*WHAT NEEDS TO BE DONE*
Restate the entries below word for word, omitting nothing.
— START PROVIDED DATA —
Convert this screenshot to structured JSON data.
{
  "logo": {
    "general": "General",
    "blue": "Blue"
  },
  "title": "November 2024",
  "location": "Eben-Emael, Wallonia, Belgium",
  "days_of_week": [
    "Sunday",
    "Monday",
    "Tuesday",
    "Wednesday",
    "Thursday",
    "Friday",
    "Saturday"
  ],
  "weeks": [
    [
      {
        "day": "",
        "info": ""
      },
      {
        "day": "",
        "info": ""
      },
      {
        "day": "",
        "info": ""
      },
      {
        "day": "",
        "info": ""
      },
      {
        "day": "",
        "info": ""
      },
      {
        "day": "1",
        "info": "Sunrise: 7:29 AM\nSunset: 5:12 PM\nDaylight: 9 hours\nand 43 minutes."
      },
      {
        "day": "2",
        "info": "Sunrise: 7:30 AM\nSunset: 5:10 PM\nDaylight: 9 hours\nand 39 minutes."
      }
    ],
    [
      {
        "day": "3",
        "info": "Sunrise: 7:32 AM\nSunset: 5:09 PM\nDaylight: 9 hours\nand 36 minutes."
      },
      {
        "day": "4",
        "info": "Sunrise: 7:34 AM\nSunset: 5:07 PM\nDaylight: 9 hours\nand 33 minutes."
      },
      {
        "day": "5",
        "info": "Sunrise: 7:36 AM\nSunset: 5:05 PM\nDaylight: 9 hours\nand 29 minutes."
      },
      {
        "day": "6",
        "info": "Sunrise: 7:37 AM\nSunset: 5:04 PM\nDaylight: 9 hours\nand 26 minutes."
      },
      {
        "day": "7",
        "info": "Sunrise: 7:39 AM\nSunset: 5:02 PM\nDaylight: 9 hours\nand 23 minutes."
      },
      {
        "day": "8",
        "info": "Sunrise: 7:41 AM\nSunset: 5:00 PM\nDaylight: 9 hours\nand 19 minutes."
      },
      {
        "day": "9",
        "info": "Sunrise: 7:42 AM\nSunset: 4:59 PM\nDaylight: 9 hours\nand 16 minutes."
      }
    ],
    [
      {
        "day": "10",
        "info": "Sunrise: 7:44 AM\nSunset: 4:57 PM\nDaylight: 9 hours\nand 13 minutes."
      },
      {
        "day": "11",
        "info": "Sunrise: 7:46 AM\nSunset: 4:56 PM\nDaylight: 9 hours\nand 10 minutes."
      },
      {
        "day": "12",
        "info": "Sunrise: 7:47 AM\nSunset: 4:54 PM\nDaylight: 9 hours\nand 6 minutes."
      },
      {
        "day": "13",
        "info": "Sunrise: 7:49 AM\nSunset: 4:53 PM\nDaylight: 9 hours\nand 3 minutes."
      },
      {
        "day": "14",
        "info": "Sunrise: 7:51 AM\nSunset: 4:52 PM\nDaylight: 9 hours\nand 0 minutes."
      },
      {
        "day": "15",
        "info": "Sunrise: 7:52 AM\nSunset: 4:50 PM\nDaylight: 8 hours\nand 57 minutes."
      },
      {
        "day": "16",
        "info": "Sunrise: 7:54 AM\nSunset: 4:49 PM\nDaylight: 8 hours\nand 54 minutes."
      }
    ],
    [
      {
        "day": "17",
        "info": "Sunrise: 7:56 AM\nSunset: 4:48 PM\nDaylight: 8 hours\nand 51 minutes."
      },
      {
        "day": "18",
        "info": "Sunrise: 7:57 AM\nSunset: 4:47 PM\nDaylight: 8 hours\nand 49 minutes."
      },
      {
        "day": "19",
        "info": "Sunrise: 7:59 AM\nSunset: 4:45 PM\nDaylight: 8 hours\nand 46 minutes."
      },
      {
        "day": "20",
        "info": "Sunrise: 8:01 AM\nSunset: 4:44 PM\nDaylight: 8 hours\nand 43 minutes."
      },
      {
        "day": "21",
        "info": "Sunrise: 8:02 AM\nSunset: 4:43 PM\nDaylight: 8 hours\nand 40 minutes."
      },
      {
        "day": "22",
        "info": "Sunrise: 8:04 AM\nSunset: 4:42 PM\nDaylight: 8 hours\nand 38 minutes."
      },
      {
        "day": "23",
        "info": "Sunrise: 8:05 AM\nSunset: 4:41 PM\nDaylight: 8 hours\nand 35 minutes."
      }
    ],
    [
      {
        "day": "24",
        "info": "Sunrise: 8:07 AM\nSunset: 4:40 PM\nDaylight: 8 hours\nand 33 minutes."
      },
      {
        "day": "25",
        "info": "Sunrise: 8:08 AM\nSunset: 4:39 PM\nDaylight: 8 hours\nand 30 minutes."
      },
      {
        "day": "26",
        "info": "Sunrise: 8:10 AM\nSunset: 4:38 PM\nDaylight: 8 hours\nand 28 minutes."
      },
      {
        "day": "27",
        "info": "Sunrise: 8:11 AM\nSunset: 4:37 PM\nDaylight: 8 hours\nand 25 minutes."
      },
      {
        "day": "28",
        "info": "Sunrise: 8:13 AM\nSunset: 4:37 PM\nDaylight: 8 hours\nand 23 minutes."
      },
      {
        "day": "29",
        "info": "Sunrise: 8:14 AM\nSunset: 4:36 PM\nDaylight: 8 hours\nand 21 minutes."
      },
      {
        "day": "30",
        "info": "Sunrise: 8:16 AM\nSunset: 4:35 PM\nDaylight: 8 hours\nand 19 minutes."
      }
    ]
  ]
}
— END PROVIDED DATA —
*COMPLETED TASK*
Convert this screenshot to structured JSON data.
{
  "logo": {
    "general": "General",
    "blue": "Blue"
  },
  "title": "November 2024",
  "location": "Eben-Emael, Wallonia, Belgium",
  "days_of_week": [
    "Sunday",
    "Monday",
    "Tuesday",
    "Wednesday",
    "Thursday",
    "Friday",
    "Saturday"
  ],
  "weeks": [
    [
      {
        "day": "",
        "info": ""
      },
      {
        "day": "",
        "info": ""
      },
      {
        "day": "",
        "info": ""
      },
      {
        "day": "",
        "info": ""
      },
      {
        "day": "",
        "info": ""
      },
      {
        "day": "1",
        "info": "Sunrise: 7:29 AM\nSunset: 5:12 PM\nDaylight: 9 hours\nand 43 minutes."
      },
      {
        "day": "2",
        "info": "Sunrise: 7:30 AM\nSunset: 5:10 PM\nDaylight: 9 hours\nand 39 minutes."
      }
    ],
    [
      {
        "day": "3",
        "info": "Sunrise: 7:32 AM\nSunset: 5:09 PM\nDaylight: 9 hours\nand 36 minutes."
      },
      {
        "day": "4",
        "info": "Sunrise: 7:34 AM\nSunset: 5:07 PM\nDaylight: 9 hours\nand 33 minutes."
      },
      {
        "day": "5",
        "info": "Sunrise: 7:36 AM\nSunset: 5:05 PM\nDaylight: 9 hours\nand 29 minutes."
      },
      {
        "day": "6",
        "info": "Sunrise: 7:37 AM\nSunset: 5:04 PM\nDaylight: 9 hours\nand 26 minutes."
      },
      {
        "day": "7",
        "info": "Sunrise: 7:39 AM\nSunset: 5:02 PM\nDaylight: 9 hours\nand 23 minutes."
      },
      {
        "day": "8",
        "info": "Sunrise: 7:41 AM\nSunset: 5:00 PM\nDaylight: 9 hours\nand 19 minutes."
      },
      {
        "day": "9",
        "info": "Sunrise: 7:42 AM\nSunset: 4:59 PM\nDaylight: 9 hours\nand 16 minutes."
      }
    ],
    [
      {
        "day": "10",
        "info": "Sunrise: 7:44 AM\nSunset: 4:57 PM\nDaylight: 9 hours\nand 13 minutes."
      },
      {
        "day": "11",
        "info": "Sunrise: 7:46 AM\nSunset: 4:56 PM\nDaylight: 9 hours\nand 10 minutes."
      },
      {
        "day": "12",
        "info": "Sunrise: 7:47 AM\nSunset: 4:54 PM\nDaylight: 9 hours\nand 6 minutes."
      },
      {
        "day": "13",
        "info": "Sunrise: 7:49 AM\nSunset: 4:53 PM\nDaylight: 9 hours\nand 3 minutes."
      },
      {
        "day": "14",
        "info": "Sunrise: 7:51 AM\nSunset: 4:52 PM\nDaylight: 9 hours\nand 0 minutes."
      },
      {
        "day": "15",
        "info": "Sunrise: 7:52 AM\nSunset: 4:50 PM\nDaylight: 8 hours\nand 57 minutes."
      },
      {
        "day": "16",
        "info": "Sunrise: 7:54 AM\nSunset: 4:49 PM\nDaylight: 8 hours\nand 54 minutes."
      }
    ],
    [
      {
        "day": "17",
        "info": "Sunrise: 7:56 AM\nSunset: 4:48 PM\nDaylight: 8 hours\nand 51 minutes."
      },
      {
        "day": "18",
        "info": "Sunrise: 7:57 AM\nSunset: 4:47 PM\nDaylight: 8 hours\nand 49 minutes."
      },
      {
        "day": "19",
        "info": "Sunrise: 7:59 AM\nSunset: 4:45 PM\nDaylight: 8 hours\nand 46 minutes."
      },
      {
        "day": "20",
        "info": "Sunrise: 8:01 AM\nSunset: 4:44 PM\nDaylight: 8 hours\nand 43 minutes."
      },
      {
        "day": "21",
        "info": "Sunrise: 8:02 AM\nSunset: 4:43 PM\nDaylight: 8 hours\nand 40 minutes."
      },
      {
        "day": "22",
        "info": "Sunrise: 8:04 AM\nSunset: 4:42 PM\nDaylight: 8 hours\nand 38 minutes."
      },
      {
        "day": "23",
        "info": "Sunrise: 8:05 AM\nSunset: 4:41 PM\nDaylight: 8 hours\nand 35 minutes."
      }
    ],
    [
      {
        "day": "24",
        "info": "Sunrise: 8:07 AM\nSunset: 4:40 PM\nDaylight: 8 hours\nand 33 minutes."
      },
      {
        "day": "25",
        "info": "Sunrise: 8:08 AM\nSunset: 4:39 PM\nDaylight: 8 hours\nand 30 minutes."
      },
      {
        "day": "26",
        "info": "Sunrise: 8:10 AM\nSunset: 4:38 PM\nDaylight: 8 hours\nand 28 minutes."
      },
      {
        "day": "27",
        "info": "Sunrise: 8:11 AM\nSunset: 4:37 PM\nDaylight: 8 hours\nand 25 minutes."
      },
      {
        "day": "28",
        "info": "Sunrise: 8:13 AM\nSunset: 4:37 PM\nDaylight: 8 hours\nand 23 minutes."
      },
      {
        "day": "29",
        "info": "Sunrise: 8:14 AM\nSunset: 4:36 PM\nDaylight: 8 hours\nand 21 minutes."
      },
      {
        "day": "30",
        "info": "Sunrise: 8:16 AM\nSunset: 4:35 PM\nDaylight: 8 hours\nand 19 minutes."
      }
    ]
  ]
}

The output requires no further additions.